[Start of Data supplied]

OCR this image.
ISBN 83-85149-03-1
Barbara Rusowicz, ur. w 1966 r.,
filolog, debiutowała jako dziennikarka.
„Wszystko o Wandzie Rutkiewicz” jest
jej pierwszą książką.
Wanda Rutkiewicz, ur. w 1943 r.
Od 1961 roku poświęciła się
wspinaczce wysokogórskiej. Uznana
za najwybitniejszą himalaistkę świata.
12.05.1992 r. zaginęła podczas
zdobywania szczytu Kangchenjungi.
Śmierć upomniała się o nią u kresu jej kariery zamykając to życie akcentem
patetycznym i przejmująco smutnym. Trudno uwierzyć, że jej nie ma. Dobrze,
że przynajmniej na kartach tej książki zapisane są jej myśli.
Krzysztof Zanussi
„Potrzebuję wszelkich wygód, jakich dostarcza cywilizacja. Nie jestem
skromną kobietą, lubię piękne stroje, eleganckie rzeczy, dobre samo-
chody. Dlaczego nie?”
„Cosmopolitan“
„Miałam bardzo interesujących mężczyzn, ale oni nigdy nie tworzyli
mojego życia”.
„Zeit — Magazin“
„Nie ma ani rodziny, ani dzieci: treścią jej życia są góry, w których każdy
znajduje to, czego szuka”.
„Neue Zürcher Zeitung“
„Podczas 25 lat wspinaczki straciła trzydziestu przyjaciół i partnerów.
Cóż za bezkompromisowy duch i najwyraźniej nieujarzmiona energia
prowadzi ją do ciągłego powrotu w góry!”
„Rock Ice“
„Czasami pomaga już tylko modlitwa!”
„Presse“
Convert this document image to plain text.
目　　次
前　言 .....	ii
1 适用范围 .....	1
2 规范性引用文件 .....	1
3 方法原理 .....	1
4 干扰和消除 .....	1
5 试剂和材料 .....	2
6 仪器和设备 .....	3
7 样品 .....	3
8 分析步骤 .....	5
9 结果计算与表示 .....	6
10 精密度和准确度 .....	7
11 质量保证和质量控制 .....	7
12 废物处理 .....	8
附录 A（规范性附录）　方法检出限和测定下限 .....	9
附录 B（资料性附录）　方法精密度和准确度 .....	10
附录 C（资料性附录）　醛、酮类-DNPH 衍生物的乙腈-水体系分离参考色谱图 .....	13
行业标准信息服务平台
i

[End of Data supplied]

Job:
Quote the material exactly, leaving nothing out.

Finished exercise:
OCR this image.
ISBN 83-85149-03-1
Barbara Rusowicz, ur. w 1966 r.,
filolog, debiutowała jako dziennikarka.
„Wszystko o Wandzie Rutkiewicz” jest
jej pierwszą książką.
Wanda Rutkiewicz, ur. w 1943 r.
Od 1961 roku poświęciła się
wspinaczce wysokogórskiej. Uznana
za najwybitniejszą himalaistkę świata.
12.05.1992 r. zaginęła podczas
zdobywania szczytu Kangchenjungi.
Śmierć upomniała się o nią u kresu jej kariery zamykając to życie akcentem
patetycznym i przejmująco smutnym. Trudno uwierzyć, że jej nie ma. Dobrze,
że przynajmniej na kartach tej książki zapisane są jej myśli.
Krzysztof Zanussi
„Potrzebuję wszelkich wygód, jakich dostarcza cywilizacja. Nie jestem
skromną kobietą, lubię piękne stroje, eleganckie rzeczy, dobre samo-
chody. Dlaczego nie?”
„Cosmopolitan“
„Miałam bardzo interesujących mężczyzn, ale oni nigdy nie tworzyli
mojego życia”.
„Zeit — Magazin“
„Nie ma ani rodziny, ani dzieci: treścią jej życia są góry, w których każdy
znajduje to, czego szuka”.
„Neue Zürcher Zeitung“
„Podczas 25 lat wspinaczki straciła trzydziestu przyjaciół i partnerów.
Cóż za bezkompromisowy duch i najwyraźniej nieujarzmiona energia
prowadzi ją do ciągłego powrotu w góry!”
„Rock Ice“
„Czasami pomaga już tylko modlitwa!”
„Presse“
Convert this document image to plain text.
目　　次
前　言 .....	ii
1 适用范围 .....	1
2 规范性引用文件 .....	1
3 方法原理 .....	1
4 干扰和消除 .....	1
5 试剂和材料 .....	2
6 仪器和设备 .....	3
7 样品 .....	3
8 分析步骤 .....	5
9 结果计算与表示 .....	6
10 精密度和准确度 .....	7
11 质量保证和质量控制 .....	7
12 废物处理 .....	8
附录 A（规范性附录）　方法检出限和测定下限 .....	9
附录 B（资料性附录）　方法精密度和准确度 .....	10
附录 C（资料性附录）　醛、酮类-DNPH 衍生物的乙腈-水体系分离参考色谱图 .....	13
行业标准信息服务平台
i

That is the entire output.